Stated goal :: Locate and copy each line in the data that contains the word "Suchánek".
>> START Materials provided
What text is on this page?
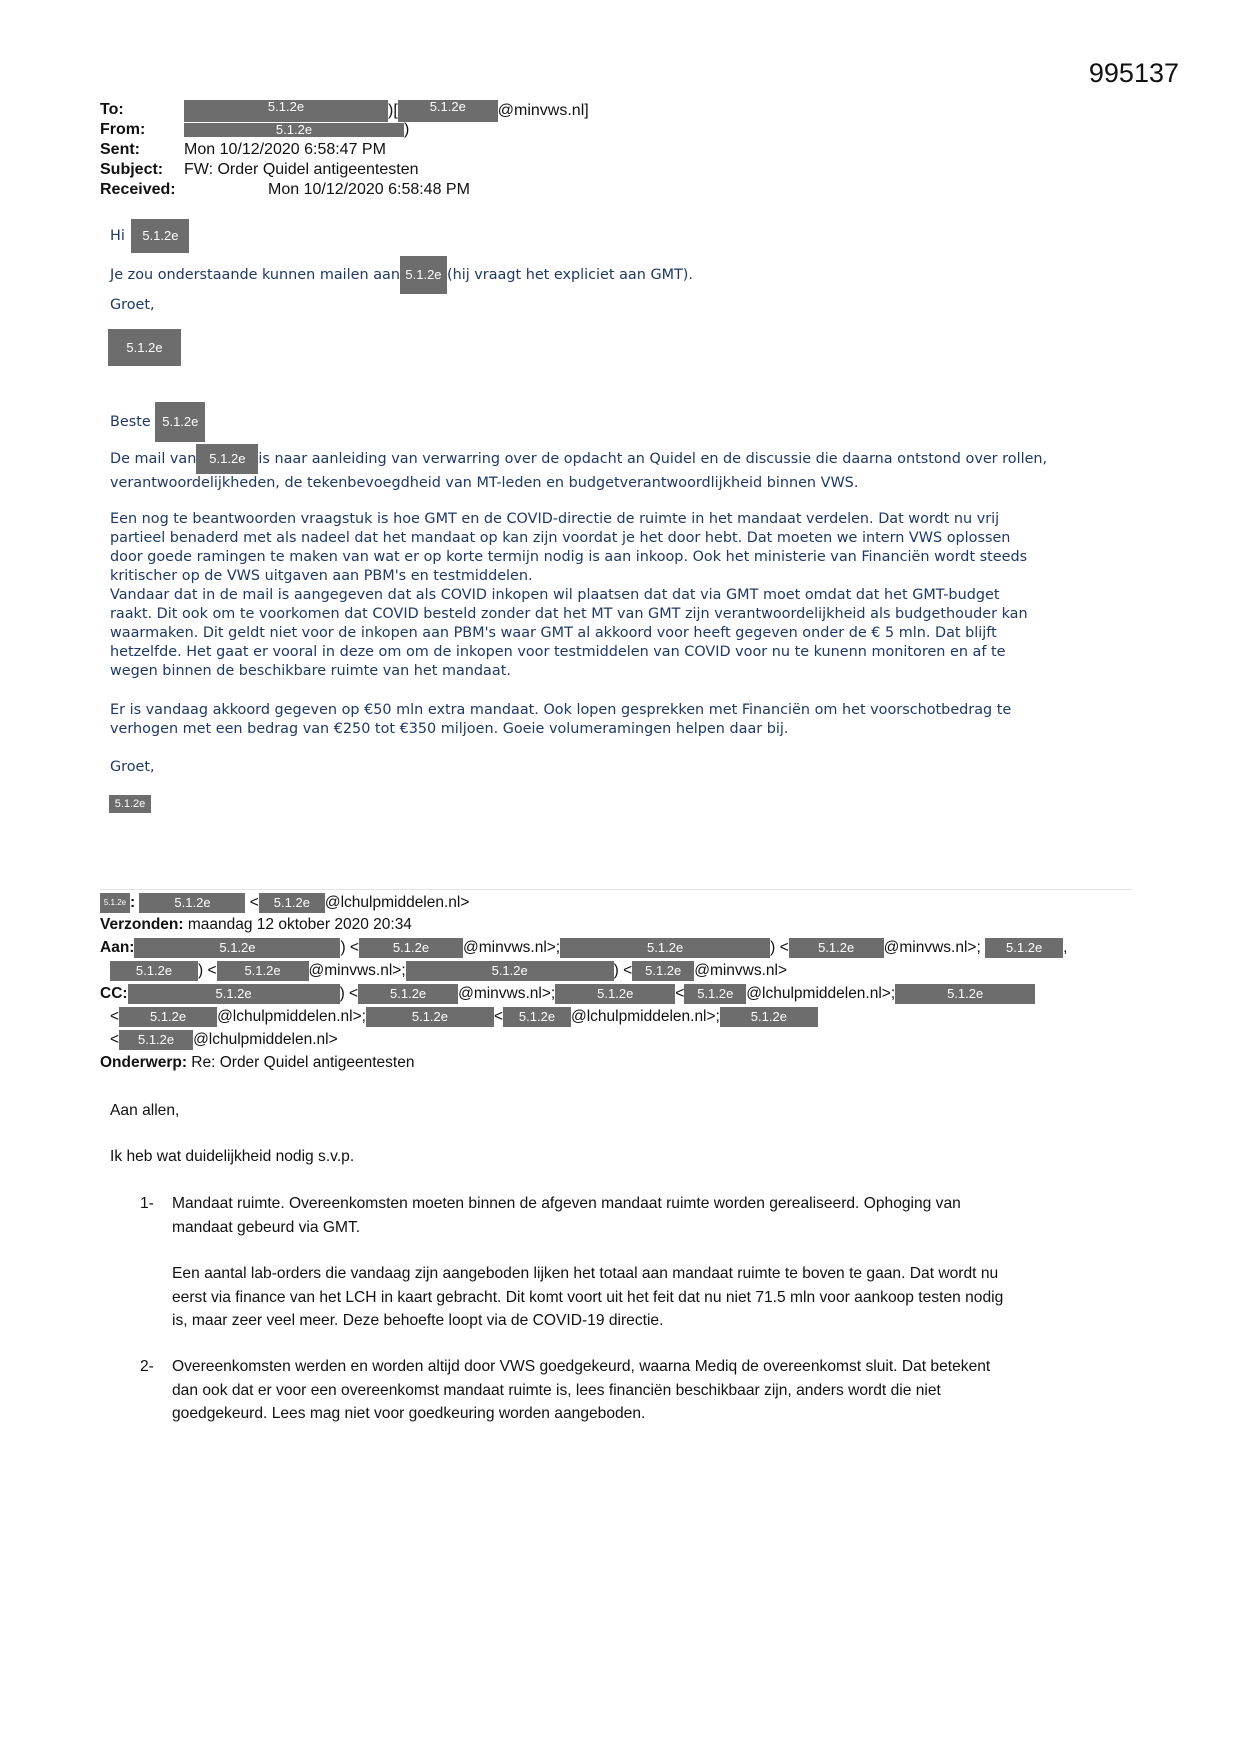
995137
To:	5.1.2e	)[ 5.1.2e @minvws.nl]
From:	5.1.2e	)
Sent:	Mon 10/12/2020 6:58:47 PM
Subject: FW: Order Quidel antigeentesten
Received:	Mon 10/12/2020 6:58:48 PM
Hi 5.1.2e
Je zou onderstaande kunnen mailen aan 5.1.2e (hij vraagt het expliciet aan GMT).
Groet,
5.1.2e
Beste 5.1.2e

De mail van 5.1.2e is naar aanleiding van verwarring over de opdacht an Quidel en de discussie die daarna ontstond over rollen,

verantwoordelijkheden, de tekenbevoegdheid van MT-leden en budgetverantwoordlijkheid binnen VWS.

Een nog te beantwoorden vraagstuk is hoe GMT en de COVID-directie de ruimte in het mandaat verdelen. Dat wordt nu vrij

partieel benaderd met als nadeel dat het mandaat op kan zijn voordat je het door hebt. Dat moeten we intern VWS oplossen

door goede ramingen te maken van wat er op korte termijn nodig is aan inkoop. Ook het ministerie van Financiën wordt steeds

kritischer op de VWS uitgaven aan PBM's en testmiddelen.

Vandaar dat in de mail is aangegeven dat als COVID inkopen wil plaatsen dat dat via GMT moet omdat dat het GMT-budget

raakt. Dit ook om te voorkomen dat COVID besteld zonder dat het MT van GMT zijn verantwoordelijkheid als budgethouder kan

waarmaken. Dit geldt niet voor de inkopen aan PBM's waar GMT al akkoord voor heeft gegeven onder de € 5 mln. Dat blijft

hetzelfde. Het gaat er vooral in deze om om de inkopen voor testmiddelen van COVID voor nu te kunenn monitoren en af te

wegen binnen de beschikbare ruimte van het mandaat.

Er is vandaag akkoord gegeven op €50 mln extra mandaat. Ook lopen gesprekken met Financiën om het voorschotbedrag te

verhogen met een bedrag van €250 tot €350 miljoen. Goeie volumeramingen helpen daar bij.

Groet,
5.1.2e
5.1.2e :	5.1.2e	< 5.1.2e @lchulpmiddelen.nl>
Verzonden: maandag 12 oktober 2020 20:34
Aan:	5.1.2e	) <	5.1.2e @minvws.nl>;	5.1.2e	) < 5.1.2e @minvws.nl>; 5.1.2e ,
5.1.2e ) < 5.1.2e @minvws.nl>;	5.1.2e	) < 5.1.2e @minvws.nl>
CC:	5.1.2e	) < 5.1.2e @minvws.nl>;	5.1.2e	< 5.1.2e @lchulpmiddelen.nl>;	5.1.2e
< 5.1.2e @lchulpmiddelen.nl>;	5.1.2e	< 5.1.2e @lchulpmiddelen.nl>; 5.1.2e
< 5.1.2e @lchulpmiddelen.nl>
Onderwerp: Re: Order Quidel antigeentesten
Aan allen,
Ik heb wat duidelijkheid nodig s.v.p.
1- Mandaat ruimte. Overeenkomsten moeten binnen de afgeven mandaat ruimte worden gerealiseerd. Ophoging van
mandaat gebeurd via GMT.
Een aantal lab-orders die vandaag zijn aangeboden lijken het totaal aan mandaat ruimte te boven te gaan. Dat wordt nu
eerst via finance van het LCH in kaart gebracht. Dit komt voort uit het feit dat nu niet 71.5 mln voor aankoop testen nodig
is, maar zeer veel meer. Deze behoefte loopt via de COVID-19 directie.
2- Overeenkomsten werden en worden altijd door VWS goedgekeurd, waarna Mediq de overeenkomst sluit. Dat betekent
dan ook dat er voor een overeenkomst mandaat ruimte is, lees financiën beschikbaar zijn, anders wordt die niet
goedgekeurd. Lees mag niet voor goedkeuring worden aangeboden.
>> END Materials provided
>> START Materials provided
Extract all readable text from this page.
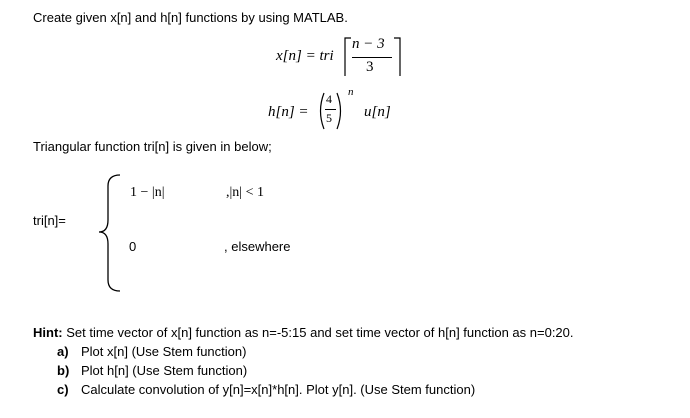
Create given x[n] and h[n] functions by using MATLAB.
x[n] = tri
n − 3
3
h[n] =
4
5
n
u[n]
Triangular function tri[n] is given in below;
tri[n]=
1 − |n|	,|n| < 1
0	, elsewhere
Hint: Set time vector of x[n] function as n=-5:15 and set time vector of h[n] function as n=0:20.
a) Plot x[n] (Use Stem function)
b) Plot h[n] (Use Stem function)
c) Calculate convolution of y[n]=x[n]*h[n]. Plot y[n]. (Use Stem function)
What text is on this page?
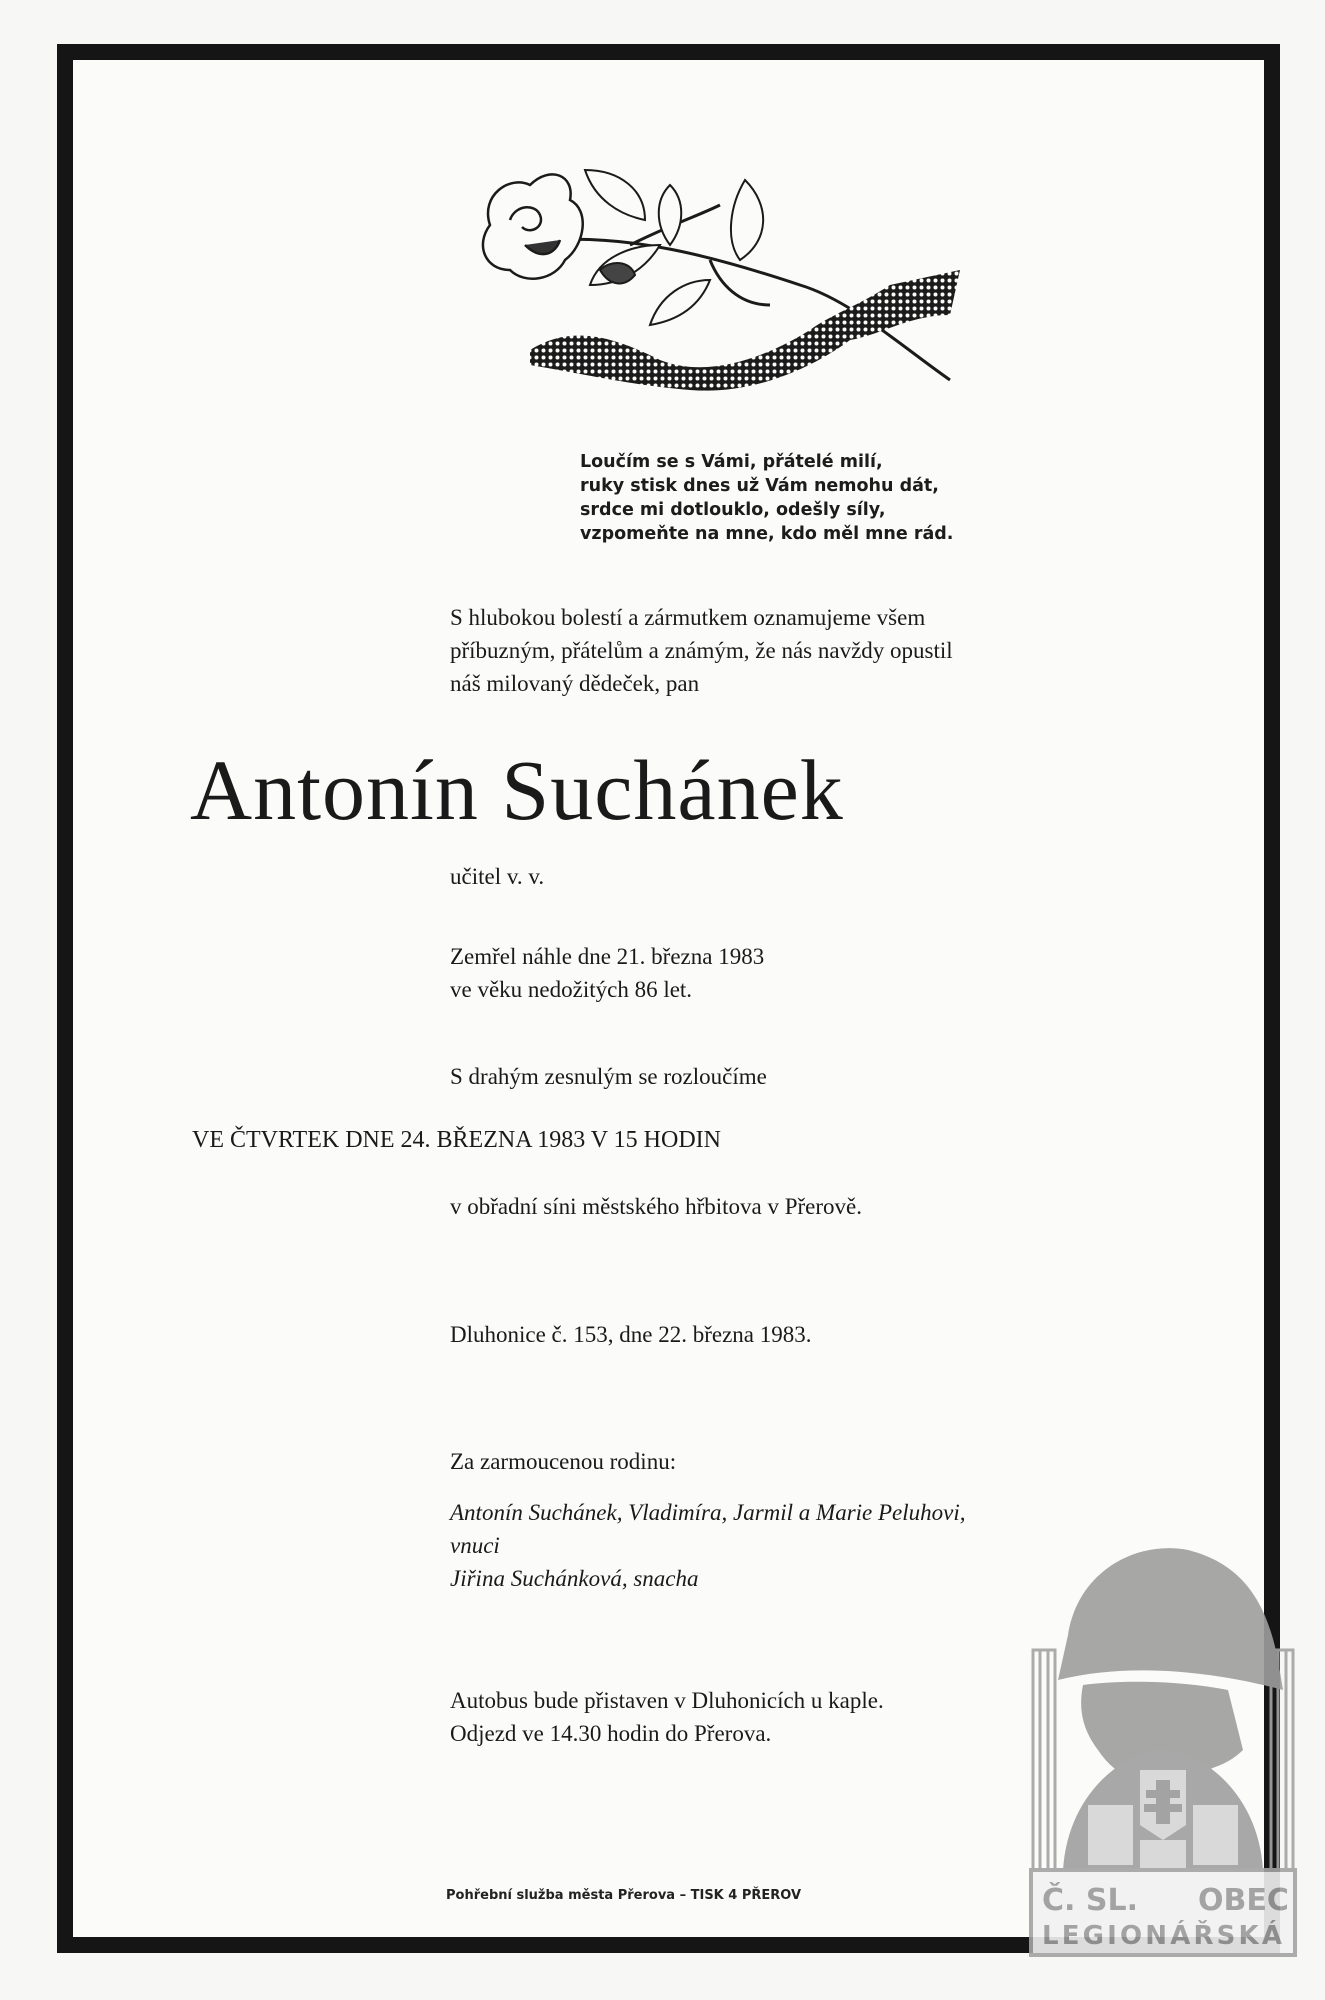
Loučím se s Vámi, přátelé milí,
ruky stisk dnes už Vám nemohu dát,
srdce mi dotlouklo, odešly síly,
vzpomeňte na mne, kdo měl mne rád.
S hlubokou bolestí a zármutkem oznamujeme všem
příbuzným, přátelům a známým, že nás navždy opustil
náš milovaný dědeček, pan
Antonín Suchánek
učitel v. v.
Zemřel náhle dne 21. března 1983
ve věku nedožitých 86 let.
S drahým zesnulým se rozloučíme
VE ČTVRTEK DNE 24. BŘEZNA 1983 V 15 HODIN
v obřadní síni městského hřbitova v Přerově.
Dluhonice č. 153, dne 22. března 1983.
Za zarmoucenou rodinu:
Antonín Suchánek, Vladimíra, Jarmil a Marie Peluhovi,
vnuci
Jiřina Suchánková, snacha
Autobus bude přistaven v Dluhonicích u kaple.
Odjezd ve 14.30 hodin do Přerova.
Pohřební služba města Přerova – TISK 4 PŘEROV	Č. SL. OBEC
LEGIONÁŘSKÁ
>> END Materials provided
Exercise output ::
Antonín Suchánek
Antonín Suchánek, Vladimíra, Jarmil a Marie Peluhovi,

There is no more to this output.